### TAREFAS A CUMPRIR
a) No trecho sobre a política na Grécia antiga, como eram chamados aqueles que se afastavam da vida política?
b) Traduza para o inglês esta frase do trecho sobre a política na Grécia antiga: "Com efeito, na polis ninguém possuía o poder a priori."
c) Transcreva do trecho sobre a política na Grécia antiga a passagem que começa em "Em sentido estrito, politica" e vai até "e de culto.", inclusive.

### TRECHO DA PÁGINA
Em sentido estrito, politica designa os negócios da polis. Polis designa a urbe por oposição ao campo, e a civilização a oposição à barbárie. De acordo com os gregos, aqueles que viviam fora da cidade eram bárbaros. E designa também a cidade, uma entidade comunitária, autônoma, a qual algumas dezenas de milhares de habitantes têm consciência de pertence. 

Para Francis Wolf, a cidade tem seu território que ultrapassa os limites da urbe e se abriga por detrás de seu regime próprio, onde cada uma saiu de diversas tribos, federadas sobre instituições politicas e religiosas comuns, mas seus particularismos tribais foram logo digeridos a tal ponto de no século V a. C, o sentimento de pertencer a sua cidade é primordial e vence o enraizamento do helenismo, marcado entre outras coisas, por uma comunidade étnica, linguística e de culto.

Na época clássica, entre os gregos da antiguidade, a participação na vida politica da cidade não era vista como atividade qualquer, como entre tantas outras. Os gregos viam a participação na vida política como a mais nobre das atividades, como a atividade por essência. Esse valor grande e elevado a vida política só pode ser entendida elevando em conta três fatores que são sugeridos por Wolf.

Primeiro, na civilização grega o sucesso de um individuo era identificado aos signos que o tornavam manifestado. Era uma civilização da visibilidade, como atesta a própria estatuária da época que levava a seu apogeu a arte de oferecer aos olhares de todos uma forma admirável e bela, que ocupasse o centro da própria vida na cidade. Também foram os inventores do teatro, tanto da comedia e quanto da tragédia. E no teatro tudo é visto por todos, tudo é visto por todos os ângulos, se manifesta como espetáculo e se reveste de sinais exteriores de visibilidade. Nas assembleias publicas, ao aconselhar a cidade, o orador atrai pra si todos os olhares e brilha por suas opiniões. 

Pode-se dizer que o sucesso político era o único e possível para gregos, e por isso, desde jovens eram ensinados a participar da vida publica, ocupar magistraturas e poder falar diante de seus concidadãos, compartilhando com eles seus pontos de vistas. Aqueles que se afastavam da vida política, era chamados de idiotes. A palavra era aquele que se recusava a se participar dos negócios públicos.

Segundo, a política constituía o espaço no qual se decidia o poder. Com efeito, na polis ninguém possuía o poder a priori. É o objeto de um ter privado, particular. O espaço público era o lugar de disputa, pelo reconhecimento e pelo poder, principalmente nas cidades onde havia uma democracia representativa, como na cidade de Atenas. O espaço público era um espaço que se disputava o poder, e por isso importante que cada cidadão participasse da tomada de decisão de tudo que dizia a respeito à cidade.

### MATERIAL ARMAZENADO
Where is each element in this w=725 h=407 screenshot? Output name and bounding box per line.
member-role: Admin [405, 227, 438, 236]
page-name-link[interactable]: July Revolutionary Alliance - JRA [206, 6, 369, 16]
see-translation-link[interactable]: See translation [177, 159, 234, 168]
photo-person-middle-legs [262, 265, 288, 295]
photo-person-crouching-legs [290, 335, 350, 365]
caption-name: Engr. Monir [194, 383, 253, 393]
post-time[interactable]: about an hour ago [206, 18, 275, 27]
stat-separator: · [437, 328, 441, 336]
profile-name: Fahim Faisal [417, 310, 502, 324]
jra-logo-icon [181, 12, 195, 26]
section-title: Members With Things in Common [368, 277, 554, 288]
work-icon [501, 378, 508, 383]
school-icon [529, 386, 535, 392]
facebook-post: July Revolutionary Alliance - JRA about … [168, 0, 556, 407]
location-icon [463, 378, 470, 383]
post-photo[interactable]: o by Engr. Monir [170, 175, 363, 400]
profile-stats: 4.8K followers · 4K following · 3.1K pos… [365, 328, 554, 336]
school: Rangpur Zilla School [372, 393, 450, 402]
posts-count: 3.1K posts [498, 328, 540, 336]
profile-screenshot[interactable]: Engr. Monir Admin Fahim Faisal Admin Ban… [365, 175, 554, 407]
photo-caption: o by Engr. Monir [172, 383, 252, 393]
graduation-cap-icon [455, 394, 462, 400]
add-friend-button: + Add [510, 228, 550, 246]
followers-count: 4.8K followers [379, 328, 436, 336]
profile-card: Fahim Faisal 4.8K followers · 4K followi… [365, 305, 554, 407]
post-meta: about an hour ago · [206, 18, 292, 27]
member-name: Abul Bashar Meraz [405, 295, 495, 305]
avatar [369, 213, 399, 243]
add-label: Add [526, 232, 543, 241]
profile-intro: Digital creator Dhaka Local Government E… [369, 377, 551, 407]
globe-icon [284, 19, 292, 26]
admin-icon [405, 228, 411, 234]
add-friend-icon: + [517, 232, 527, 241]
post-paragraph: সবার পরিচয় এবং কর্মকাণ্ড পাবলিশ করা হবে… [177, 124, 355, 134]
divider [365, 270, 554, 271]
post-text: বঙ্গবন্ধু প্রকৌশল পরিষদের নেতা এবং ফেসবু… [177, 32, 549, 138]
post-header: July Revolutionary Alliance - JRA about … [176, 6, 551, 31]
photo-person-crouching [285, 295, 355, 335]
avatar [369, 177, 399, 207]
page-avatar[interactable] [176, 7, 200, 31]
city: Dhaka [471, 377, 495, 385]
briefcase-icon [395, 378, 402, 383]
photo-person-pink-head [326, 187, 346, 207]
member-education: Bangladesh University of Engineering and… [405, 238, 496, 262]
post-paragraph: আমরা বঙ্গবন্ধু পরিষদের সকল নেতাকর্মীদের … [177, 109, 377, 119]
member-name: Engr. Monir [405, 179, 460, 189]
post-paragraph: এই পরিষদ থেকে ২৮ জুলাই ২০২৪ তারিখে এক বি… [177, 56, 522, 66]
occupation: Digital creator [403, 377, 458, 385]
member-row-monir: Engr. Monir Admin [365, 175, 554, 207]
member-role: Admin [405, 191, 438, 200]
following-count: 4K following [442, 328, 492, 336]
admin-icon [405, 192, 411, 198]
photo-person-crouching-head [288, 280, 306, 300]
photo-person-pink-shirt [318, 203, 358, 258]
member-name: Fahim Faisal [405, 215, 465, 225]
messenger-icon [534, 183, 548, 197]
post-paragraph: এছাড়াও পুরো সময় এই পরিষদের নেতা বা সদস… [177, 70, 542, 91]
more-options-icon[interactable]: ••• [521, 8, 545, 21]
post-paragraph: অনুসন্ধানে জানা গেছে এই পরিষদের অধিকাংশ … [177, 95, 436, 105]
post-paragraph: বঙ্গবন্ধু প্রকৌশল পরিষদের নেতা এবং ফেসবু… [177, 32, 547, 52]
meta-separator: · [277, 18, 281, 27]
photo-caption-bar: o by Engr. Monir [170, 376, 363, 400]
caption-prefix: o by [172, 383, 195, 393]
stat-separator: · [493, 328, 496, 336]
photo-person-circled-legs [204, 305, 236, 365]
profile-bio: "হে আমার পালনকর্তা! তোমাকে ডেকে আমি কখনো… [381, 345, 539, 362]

### RESPOSTAS POR TAREFA
a) Eram chamados de idiotes.

b) Indeed, in the polis no one held power a priori.

c)
Em sentido estrito, politica designa os negócios da polis. Polis designa a urbe por oposição ao campo, e a civilização a oposição à barbárie. De acordo com os gregos, aqueles que viviam fora da cidade eram bárbaros. E designa também a cidade, uma entidade comunitária, autônoma, a qual algumas dezenas de milhares de habitantes têm consciência de pertence. 

Para Francis Wolf, a cidade tem seu território que ultrapassa os limites da urbe e se abriga por detrás de seu regime próprio, onde cada uma saiu de diversas tribos, federadas sobre instituições politicas e religiosas comuns, mas seus particularismos tribais foram logo digeridos a tal ponto de no século V a. C, o sentimento de pertencer a sua cidade é primordial e vence o enraizamento do helenismo, marcado entre outras coisas, por uma comunidade étnica, linguística e de culto.